Extracted records –
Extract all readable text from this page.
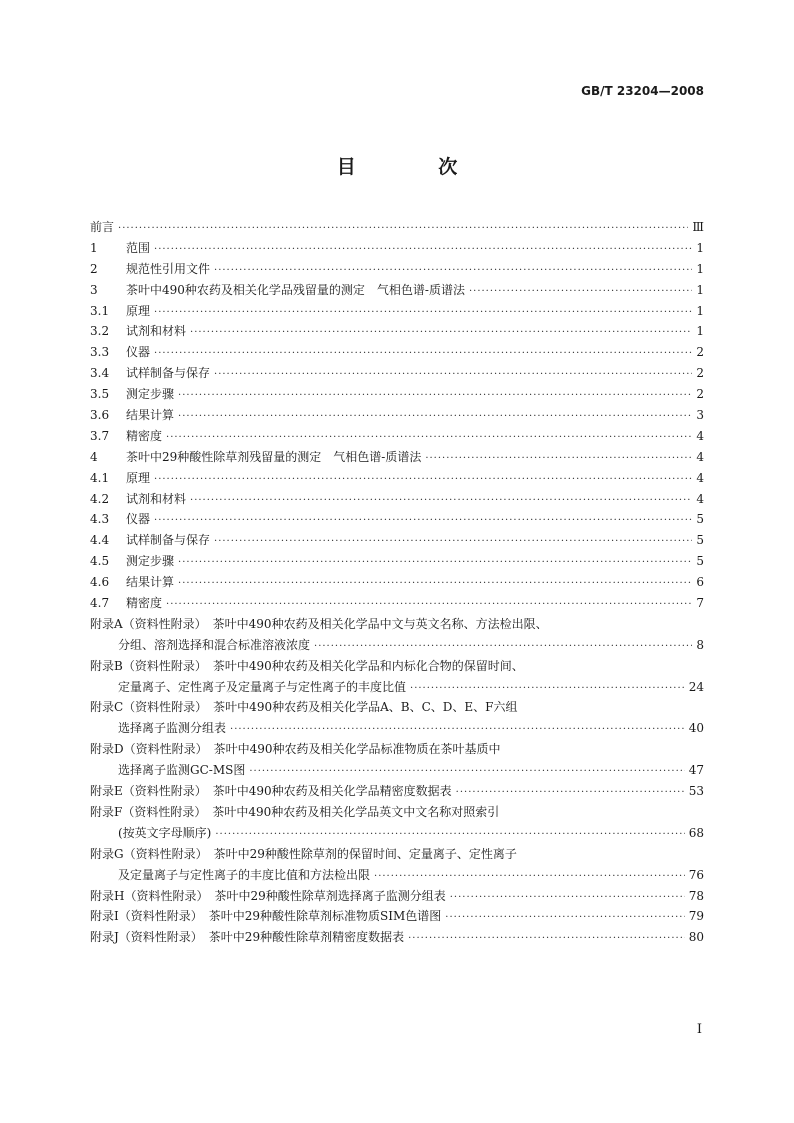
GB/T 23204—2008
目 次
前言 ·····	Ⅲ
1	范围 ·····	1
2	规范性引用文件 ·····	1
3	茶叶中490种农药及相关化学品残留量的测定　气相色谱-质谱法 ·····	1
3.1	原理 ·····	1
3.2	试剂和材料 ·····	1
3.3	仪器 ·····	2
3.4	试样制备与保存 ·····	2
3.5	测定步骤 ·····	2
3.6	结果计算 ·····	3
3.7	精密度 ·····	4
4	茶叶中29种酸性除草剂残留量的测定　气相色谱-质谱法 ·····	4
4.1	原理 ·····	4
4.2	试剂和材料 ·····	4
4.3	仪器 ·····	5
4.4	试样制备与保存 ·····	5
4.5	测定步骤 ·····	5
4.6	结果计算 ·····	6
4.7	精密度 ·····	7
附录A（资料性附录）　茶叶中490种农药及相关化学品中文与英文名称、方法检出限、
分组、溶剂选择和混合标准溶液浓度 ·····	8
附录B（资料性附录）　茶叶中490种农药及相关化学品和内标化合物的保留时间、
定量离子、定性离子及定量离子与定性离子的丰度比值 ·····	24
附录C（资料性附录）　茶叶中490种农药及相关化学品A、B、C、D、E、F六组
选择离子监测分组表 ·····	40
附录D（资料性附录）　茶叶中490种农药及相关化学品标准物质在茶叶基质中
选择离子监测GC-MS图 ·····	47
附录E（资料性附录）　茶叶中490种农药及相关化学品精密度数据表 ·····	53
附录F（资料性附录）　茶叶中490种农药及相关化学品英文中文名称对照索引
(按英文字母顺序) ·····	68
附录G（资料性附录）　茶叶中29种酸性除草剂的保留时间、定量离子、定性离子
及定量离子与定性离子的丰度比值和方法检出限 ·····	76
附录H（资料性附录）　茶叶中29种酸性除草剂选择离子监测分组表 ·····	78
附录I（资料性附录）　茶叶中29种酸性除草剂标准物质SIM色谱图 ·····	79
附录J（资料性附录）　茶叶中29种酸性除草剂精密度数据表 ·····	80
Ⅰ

Task requirements – From the entries above, list each line with "资料性附录" in it.

Result –
附录A（资料性附录）　茶叶中490种农药及相关化学品中文与英文名称、方法检出限、
附录B（资料性附录）　茶叶中490种农药及相关化学品和内标化合物的保留时间、
附录C（资料性附录）　茶叶中490种农药及相关化学品A、B、C、D、E、F六组
附录D（资料性附录）　茶叶中490种农药及相关化学品标准物质在茶叶基质中
附录E（资料性附录）　茶叶中490种农药及相关化学品精密度数据表 ·····	53
附录F（资料性附录）　茶叶中490种农药及相关化学品英文中文名称对照索引
附录G（资料性附录）　茶叶中29种酸性除草剂的保留时间、定量离子、定性离子
附录H（资料性附录）　茶叶中29种酸性除草剂选择离子监测分组表 ·····	78
附录I（资料性附录）　茶叶中29种酸性除草剂标准物质SIM色谱图 ·····	79
附录J（资料性附录）　茶叶中29种酸性除草剂精密度数据表 ·····	80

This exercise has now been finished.